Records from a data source
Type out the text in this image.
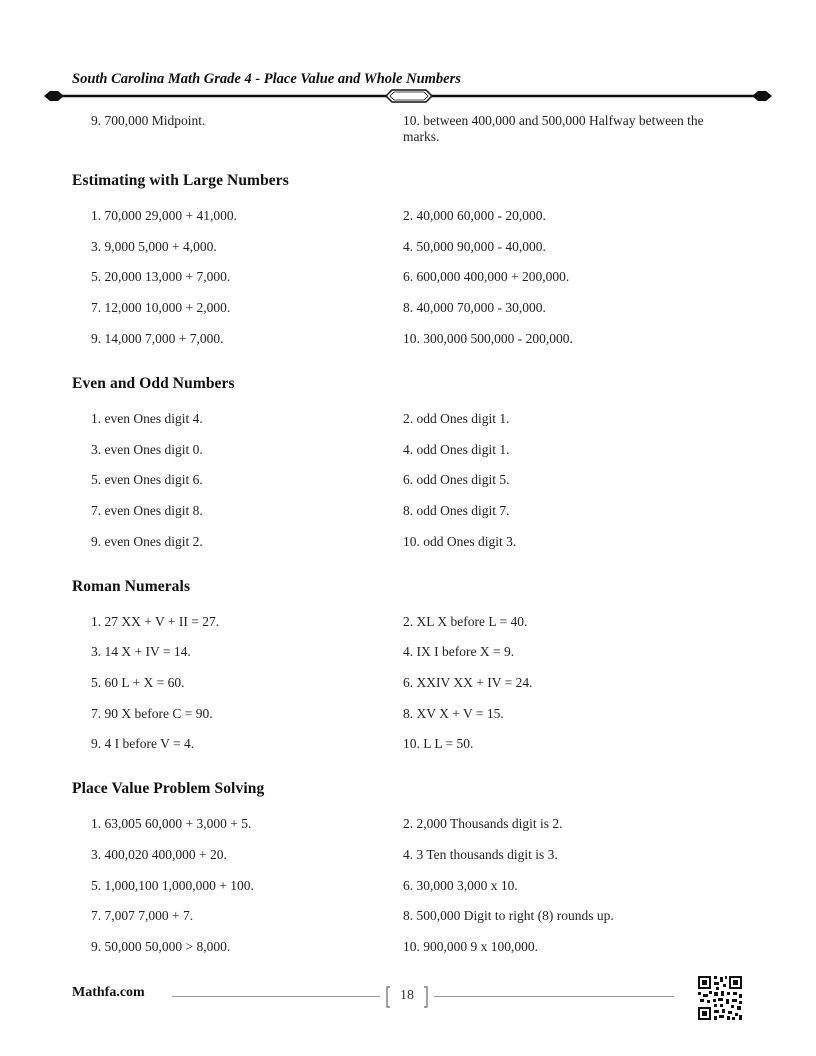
South Carolina Math Grade 4 - Place Value and Whole Numbers
9. 700,000 Midpoint.	10. between 400,000 and 500,000 Halfway between the marks.
Estimating with Large Numbers
1. 70,000 29,000 + 41,000.	2. 40,000 60,000 - 20,000.
3. 9,000 5,000 + 4,000.	4. 50,000 90,000 - 40,000.
5. 20,000 13,000 + 7,000.	6. 600,000 400,000 + 200,000.
7. 12,000 10,000 + 2,000.	8. 40,000 70,000 - 30,000.
9. 14,000 7,000 + 7,000.	10. 300,000 500,000 - 200,000.
Even and Odd Numbers
1. even Ones digit 4.	2. odd Ones digit 1.
3. even Ones digit 0.	4. odd Ones digit 1.
5. even Ones digit 6.	6. odd Ones digit 5.
7. even Ones digit 8.	8. odd Ones digit 7.
9. even Ones digit 2.	10. odd Ones digit 3.
Roman Numerals
1. 27 XX + V + II = 27.	2. XL X before L = 40.
3. 14 X + IV = 14.	4. IX I before X = 9.
5. 60 L + X = 60.	6. XXIV XX + IV = 24.
7. 90 X before C = 90.	8. XV X + V = 15.
9. 4 I before V = 4.	10. L L = 50.
Place Value Problem Solving
1. 63,005 60,000 + 3,000 + 5.	2. 2,000 Thousands digit is 2.
3. 400,020 400,000 + 20.	4. 3 Ten thousands digit is 3.
5. 1,000,100 1,000,000 + 100.	6. 30,000 3,000 x 10.
7. 7,007 7,000 + 7.	8. 500,000 Digit to right (8) rounds up.
9. 50,000 50,000 > 8,000.	10. 900,000 9 x 100,000.
Mathfa.com	18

* _What is being asked_
Reproduce every entry word for word, but omit the pictures.

* _Written answer_
Type out the text in this image.
South Carolina Math Grade 4 - Place Value and Whole Numbers
9. 700,000 Midpoint.	10. between 400,000 and 500,000 Halfway between the marks.
Estimating with Large Numbers
1. 70,000 29,000 + 41,000.	2. 40,000 60,000 - 20,000.
3. 9,000 5,000 + 4,000.	4. 50,000 90,000 - 40,000.
5. 20,000 13,000 + 7,000.	6. 600,000 400,000 + 200,000.
7. 12,000 10,000 + 2,000.	8. 40,000 70,000 - 30,000.
9. 14,000 7,000 + 7,000.	10. 300,000 500,000 - 200,000.
Even and Odd Numbers
1. even Ones digit 4.	2. odd Ones digit 1.
3. even Ones digit 0.	4. odd Ones digit 1.
5. even Ones digit 6.	6. odd Ones digit 5.
7. even Ones digit 8.	8. odd Ones digit 7.
9. even Ones digit 2.	10. odd Ones digit 3.
Roman Numerals
1. 27 XX + V + II = 27.	2. XL X before L = 40.
3. 14 X + IV = 14.	4. IX I before X = 9.
5. 60 L + X = 60.	6. XXIV XX + IV = 24.
7. 90 X before C = 90.	8. XV X + V = 15.
9. 4 I before V = 4.	10. L L = 50.
Place Value Problem Solving
1. 63,005 60,000 + 3,000 + 5.	2. 2,000 Thousands digit is 2.
3. 400,020 400,000 + 20.	4. 3 Ten thousands digit is 3.
5. 1,000,100 1,000,000 + 100.	6. 30,000 3,000 x 10.
7. 7,007 7,000 + 7.	8. 500,000 Digit to right (8) rounds up.
9. 50,000 50,000 > 8,000.	10. 900,000 9 x 100,000.
Mathfa.com	18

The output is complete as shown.